SHORT EXERCISE: Scan the records for the line containing "Give me a plain-text"; extract it and all later lines, verbatim, through the end, and nothing before it.

DATA RECORDS:

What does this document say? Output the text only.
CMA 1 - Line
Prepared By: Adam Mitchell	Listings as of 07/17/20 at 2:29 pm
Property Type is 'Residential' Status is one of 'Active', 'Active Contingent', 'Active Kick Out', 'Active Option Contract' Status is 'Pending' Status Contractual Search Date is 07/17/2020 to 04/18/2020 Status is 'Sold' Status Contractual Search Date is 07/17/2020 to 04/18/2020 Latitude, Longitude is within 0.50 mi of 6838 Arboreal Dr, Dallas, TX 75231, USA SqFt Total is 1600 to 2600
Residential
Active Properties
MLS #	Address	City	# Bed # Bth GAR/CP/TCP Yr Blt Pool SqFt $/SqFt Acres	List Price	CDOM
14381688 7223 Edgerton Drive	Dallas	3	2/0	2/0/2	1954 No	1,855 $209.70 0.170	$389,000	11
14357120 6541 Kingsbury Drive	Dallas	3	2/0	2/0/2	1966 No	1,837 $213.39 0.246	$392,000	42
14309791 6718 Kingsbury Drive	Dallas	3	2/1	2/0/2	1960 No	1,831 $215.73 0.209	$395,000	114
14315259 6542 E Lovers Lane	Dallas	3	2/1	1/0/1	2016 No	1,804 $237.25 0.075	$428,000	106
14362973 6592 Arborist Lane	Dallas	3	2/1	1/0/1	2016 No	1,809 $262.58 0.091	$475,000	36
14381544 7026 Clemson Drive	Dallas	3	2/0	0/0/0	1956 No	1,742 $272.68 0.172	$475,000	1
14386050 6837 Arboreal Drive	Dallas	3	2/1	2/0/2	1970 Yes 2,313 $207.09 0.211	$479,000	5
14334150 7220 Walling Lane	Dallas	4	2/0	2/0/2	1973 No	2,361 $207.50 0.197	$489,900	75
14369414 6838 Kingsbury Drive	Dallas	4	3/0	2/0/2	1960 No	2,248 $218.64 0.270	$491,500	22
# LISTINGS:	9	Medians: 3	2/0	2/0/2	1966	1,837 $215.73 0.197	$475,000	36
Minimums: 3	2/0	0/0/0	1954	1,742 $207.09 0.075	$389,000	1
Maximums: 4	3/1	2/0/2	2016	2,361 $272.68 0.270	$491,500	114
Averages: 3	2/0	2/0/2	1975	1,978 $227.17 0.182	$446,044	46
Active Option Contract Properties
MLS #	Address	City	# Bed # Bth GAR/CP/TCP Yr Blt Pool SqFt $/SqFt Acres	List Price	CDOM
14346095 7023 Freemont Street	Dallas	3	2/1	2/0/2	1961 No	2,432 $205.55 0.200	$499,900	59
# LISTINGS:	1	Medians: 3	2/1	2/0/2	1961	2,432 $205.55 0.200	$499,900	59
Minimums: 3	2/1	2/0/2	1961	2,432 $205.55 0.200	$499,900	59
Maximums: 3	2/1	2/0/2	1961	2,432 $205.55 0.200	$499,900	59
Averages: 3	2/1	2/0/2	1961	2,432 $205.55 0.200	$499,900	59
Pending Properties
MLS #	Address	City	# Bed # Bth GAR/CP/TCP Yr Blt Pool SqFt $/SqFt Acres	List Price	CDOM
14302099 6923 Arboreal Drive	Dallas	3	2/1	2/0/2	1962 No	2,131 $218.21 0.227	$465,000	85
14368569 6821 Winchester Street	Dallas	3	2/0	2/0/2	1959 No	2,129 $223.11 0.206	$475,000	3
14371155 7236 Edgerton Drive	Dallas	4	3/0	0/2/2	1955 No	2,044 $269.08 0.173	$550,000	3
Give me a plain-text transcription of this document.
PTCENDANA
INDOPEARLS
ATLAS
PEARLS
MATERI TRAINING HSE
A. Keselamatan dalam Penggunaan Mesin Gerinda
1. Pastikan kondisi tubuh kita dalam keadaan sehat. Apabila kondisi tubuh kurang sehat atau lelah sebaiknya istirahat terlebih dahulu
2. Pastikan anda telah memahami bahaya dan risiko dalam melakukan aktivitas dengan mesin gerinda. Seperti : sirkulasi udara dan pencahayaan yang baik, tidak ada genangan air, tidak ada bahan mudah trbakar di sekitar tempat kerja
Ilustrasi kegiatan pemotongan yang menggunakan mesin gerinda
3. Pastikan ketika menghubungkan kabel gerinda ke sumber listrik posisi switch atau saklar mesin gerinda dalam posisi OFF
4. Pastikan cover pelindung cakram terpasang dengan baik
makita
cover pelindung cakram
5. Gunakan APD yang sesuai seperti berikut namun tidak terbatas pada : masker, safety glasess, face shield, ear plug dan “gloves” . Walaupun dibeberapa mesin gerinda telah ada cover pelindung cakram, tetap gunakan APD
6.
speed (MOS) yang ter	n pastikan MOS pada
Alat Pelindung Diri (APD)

PROBLEM SOLUTION:
Give me a plain-text transcription of this document.
PTCENDANA
INDOPEARLS
ATLAS
PEARLS
MATERI TRAINING HSE
A. Keselamatan dalam Penggunaan Mesin Gerinda
1. Pastikan kondisi tubuh kita dalam keadaan sehat. Apabila kondisi tubuh kurang sehat atau lelah sebaiknya istirahat terlebih dahulu
2. Pastikan anda telah memahami bahaya dan risiko dalam melakukan aktivitas dengan mesin gerinda. Seperti : sirkulasi udara dan pencahayaan yang baik, tidak ada genangan air, tidak ada bahan mudah trbakar di sekitar tempat kerja
Ilustrasi kegiatan pemotongan yang menggunakan mesin gerinda
3. Pastikan ketika menghubungkan kabel gerinda ke sumber listrik posisi switch atau saklar mesin gerinda dalam posisi OFF
4. Pastikan cover pelindung cakram terpasang dengan baik
makita
cover pelindung cakram
5. Gunakan APD yang sesuai seperti berikut namun tidak terbatas pada : masker, safety glasess, face shield, ear plug dan “gloves” . Walaupun dibeberapa mesin gerinda telah ada cover pelindung cakram, tetap gunakan APD
6.
speed (MOS) yang ter	n pastikan MOS pada
Alat Pelindung Diri (APD)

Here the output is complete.